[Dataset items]
- - -

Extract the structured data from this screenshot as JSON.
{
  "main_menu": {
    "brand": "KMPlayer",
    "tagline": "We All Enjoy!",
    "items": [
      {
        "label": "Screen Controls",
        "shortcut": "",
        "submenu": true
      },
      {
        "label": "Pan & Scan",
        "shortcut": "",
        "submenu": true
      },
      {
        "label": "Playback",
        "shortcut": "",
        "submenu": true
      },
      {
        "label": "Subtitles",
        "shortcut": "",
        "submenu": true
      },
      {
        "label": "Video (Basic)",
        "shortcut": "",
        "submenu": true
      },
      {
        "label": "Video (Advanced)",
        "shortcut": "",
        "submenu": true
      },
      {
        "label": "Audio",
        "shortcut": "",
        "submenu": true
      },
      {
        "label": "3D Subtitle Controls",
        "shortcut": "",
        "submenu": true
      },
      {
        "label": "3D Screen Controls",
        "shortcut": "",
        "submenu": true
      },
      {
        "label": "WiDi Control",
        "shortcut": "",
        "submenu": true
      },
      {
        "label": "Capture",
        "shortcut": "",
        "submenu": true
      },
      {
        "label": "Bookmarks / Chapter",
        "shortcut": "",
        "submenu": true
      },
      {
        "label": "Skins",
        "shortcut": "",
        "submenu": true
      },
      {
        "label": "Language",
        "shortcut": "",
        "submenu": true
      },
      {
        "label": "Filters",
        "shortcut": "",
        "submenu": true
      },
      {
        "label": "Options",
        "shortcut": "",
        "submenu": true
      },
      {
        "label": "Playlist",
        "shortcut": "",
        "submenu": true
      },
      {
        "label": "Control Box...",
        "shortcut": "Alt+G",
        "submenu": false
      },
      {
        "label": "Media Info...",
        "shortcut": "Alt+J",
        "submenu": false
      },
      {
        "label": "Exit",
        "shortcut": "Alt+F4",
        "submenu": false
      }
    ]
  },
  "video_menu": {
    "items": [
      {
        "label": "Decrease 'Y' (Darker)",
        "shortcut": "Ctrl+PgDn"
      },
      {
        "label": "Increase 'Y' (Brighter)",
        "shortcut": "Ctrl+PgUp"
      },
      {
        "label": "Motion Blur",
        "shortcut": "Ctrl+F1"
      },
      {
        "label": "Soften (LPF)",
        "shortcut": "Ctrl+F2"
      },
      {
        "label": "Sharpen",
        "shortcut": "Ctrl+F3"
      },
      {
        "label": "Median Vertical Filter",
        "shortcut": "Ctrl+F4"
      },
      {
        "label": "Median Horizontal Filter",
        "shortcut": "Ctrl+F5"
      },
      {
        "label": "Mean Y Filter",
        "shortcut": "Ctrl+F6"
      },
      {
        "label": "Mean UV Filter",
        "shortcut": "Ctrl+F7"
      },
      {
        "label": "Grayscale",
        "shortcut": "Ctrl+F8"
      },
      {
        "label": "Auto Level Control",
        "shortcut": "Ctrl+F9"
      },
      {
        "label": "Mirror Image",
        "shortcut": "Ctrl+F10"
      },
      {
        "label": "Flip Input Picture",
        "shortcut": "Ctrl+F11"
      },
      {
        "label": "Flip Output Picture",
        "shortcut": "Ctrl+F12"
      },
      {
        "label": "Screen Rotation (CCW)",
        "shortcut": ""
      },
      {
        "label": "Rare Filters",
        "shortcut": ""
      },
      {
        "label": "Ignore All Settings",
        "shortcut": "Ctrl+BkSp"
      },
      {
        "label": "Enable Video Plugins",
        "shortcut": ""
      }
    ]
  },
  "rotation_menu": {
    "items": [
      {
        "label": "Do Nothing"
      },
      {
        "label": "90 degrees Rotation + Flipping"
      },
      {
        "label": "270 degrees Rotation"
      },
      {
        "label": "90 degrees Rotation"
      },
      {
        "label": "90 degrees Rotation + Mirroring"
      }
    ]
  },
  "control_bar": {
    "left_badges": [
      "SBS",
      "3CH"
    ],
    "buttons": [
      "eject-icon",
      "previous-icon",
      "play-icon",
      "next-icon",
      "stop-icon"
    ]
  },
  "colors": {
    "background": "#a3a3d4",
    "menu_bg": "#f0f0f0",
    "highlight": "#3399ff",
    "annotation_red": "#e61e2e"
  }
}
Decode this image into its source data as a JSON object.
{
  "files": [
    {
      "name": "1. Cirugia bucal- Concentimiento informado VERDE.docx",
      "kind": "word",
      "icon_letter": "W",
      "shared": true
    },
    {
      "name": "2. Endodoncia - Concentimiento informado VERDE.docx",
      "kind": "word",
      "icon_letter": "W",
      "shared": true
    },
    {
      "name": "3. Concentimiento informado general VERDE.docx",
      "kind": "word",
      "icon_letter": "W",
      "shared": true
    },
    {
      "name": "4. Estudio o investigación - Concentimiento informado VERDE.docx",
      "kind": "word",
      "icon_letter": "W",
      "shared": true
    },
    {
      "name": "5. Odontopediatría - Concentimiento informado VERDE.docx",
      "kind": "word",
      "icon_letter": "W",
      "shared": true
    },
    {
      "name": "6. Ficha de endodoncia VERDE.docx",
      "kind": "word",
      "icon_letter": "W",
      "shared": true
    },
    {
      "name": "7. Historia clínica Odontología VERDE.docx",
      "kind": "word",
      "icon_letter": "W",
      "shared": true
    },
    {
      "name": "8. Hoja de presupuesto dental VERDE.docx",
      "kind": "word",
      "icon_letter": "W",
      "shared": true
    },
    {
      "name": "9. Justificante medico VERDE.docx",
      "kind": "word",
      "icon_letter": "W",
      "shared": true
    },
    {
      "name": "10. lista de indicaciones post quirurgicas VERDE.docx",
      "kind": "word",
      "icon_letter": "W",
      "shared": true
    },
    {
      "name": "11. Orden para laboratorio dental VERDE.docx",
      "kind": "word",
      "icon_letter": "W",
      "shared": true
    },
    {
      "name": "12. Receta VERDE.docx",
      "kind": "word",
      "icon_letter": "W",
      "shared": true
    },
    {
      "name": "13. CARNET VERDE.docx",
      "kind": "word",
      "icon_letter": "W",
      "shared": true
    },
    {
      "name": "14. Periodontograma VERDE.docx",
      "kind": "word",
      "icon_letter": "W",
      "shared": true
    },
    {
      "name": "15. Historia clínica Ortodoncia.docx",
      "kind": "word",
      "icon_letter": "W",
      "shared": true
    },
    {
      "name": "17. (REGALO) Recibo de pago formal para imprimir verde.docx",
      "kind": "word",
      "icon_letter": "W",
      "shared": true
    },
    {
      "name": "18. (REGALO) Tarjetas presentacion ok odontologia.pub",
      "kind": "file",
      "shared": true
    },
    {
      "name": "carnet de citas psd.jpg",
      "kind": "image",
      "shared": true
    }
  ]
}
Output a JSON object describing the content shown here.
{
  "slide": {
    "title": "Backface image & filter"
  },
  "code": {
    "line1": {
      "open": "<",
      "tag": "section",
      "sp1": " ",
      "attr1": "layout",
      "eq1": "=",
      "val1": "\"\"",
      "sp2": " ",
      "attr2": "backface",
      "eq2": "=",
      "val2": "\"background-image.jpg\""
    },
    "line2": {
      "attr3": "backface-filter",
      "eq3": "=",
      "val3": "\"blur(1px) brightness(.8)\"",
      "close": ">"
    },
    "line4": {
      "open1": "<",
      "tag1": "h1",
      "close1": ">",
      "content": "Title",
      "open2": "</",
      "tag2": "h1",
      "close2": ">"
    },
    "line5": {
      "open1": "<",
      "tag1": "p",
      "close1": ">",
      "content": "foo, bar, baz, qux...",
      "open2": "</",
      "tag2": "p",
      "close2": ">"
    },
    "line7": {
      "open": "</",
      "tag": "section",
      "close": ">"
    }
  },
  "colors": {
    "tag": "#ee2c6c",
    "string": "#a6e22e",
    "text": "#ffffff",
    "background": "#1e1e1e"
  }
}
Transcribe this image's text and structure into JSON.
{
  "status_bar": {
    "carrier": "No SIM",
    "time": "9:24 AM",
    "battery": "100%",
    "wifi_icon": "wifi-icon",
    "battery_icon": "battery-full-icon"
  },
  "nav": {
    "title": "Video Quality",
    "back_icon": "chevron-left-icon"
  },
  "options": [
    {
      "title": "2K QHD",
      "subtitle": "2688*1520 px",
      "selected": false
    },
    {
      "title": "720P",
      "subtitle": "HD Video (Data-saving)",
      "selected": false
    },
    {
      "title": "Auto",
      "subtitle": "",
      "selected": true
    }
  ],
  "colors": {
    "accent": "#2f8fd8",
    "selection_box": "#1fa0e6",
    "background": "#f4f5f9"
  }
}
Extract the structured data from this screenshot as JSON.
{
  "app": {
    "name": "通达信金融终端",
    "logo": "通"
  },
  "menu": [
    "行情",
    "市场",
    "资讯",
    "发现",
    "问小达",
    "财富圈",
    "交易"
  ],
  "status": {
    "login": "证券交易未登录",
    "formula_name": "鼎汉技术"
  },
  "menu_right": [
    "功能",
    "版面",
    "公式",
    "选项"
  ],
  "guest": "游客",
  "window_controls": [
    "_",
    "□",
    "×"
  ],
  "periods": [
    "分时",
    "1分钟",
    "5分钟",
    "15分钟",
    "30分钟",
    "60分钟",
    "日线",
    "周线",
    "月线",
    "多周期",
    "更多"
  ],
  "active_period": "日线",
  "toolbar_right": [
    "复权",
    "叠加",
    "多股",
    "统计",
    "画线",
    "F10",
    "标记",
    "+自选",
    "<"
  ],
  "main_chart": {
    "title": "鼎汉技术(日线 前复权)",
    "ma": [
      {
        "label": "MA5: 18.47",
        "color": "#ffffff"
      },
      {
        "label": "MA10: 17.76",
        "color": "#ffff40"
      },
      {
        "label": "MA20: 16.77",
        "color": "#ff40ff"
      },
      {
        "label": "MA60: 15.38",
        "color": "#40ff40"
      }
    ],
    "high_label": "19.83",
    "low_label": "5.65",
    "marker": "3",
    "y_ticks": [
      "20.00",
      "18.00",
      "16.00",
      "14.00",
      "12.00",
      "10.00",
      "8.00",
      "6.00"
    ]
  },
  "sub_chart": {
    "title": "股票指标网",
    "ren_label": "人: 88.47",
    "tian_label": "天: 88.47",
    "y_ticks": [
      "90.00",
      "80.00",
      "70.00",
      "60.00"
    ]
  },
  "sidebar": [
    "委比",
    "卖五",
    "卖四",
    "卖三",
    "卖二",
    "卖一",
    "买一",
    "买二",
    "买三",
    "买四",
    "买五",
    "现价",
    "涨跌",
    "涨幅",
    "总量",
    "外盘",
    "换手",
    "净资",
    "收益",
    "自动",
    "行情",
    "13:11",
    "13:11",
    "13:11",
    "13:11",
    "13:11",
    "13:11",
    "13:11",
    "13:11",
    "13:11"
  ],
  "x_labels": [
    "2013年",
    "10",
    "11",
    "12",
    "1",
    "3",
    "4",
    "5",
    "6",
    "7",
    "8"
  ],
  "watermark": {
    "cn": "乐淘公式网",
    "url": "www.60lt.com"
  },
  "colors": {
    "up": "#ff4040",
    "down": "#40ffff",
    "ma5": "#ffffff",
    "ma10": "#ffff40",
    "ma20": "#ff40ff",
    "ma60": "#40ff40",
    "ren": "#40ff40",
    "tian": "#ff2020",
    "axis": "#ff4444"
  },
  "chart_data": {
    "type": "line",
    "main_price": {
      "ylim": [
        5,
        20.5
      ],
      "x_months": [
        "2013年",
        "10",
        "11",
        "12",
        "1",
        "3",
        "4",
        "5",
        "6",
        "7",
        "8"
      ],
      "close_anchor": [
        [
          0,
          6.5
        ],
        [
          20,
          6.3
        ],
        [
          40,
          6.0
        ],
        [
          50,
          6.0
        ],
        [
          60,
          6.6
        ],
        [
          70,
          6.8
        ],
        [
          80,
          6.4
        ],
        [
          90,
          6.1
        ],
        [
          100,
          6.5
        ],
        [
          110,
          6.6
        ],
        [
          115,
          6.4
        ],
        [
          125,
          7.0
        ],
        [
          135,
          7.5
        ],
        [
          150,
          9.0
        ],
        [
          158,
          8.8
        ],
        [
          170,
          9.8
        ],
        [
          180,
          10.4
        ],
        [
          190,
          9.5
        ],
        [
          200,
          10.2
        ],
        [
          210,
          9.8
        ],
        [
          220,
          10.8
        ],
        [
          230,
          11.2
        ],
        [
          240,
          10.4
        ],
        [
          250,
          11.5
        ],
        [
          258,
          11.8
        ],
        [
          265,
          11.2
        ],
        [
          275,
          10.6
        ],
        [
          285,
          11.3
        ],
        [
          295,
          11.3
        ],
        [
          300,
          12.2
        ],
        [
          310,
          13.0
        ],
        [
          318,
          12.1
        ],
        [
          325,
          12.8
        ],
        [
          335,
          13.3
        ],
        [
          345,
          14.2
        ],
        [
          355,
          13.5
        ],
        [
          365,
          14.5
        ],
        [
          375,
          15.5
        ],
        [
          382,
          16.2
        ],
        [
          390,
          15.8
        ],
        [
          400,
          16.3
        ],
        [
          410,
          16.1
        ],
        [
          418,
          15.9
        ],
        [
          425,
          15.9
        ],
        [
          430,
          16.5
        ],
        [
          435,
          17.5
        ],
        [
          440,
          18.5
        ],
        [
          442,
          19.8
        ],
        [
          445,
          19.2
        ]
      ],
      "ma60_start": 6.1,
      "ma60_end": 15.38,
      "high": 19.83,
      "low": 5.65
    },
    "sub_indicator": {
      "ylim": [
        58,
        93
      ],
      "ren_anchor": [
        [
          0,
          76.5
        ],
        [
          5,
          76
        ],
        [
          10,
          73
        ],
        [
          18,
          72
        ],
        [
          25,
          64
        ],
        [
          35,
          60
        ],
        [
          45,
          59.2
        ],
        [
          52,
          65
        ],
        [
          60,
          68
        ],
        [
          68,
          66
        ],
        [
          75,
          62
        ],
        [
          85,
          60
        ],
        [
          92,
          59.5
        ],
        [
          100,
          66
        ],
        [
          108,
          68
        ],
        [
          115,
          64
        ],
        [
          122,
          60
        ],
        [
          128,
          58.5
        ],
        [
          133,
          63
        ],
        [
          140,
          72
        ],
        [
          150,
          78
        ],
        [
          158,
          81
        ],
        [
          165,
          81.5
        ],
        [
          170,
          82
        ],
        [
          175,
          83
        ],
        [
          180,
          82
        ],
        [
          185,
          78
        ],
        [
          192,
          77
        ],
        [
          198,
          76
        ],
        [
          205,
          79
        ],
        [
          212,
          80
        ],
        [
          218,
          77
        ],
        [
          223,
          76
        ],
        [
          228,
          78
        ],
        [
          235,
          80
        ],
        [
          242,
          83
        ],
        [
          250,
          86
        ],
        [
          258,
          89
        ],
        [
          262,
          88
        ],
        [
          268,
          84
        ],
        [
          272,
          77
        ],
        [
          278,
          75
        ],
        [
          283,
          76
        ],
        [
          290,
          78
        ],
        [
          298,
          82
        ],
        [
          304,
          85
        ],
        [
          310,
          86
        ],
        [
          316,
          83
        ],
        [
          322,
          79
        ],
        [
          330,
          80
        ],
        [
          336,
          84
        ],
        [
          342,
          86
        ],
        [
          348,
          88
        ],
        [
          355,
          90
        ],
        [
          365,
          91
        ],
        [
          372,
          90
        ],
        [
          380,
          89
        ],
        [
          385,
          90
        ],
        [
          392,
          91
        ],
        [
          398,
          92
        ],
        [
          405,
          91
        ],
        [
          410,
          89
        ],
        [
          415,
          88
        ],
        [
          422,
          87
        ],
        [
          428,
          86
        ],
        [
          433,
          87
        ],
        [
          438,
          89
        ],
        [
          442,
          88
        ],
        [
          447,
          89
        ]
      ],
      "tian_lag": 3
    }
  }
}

- - -

_Exercise task_
Report each line of the material above where the word "JSON" appears.

_Task solution_
Extract the structured data from this screenshot as JSON.
Decode this image into its source data as a JSON object.
Output a JSON object describing the content shown here.
Transcribe this image's text and structure into JSON.
Extract the structured data from this screenshot as JSON.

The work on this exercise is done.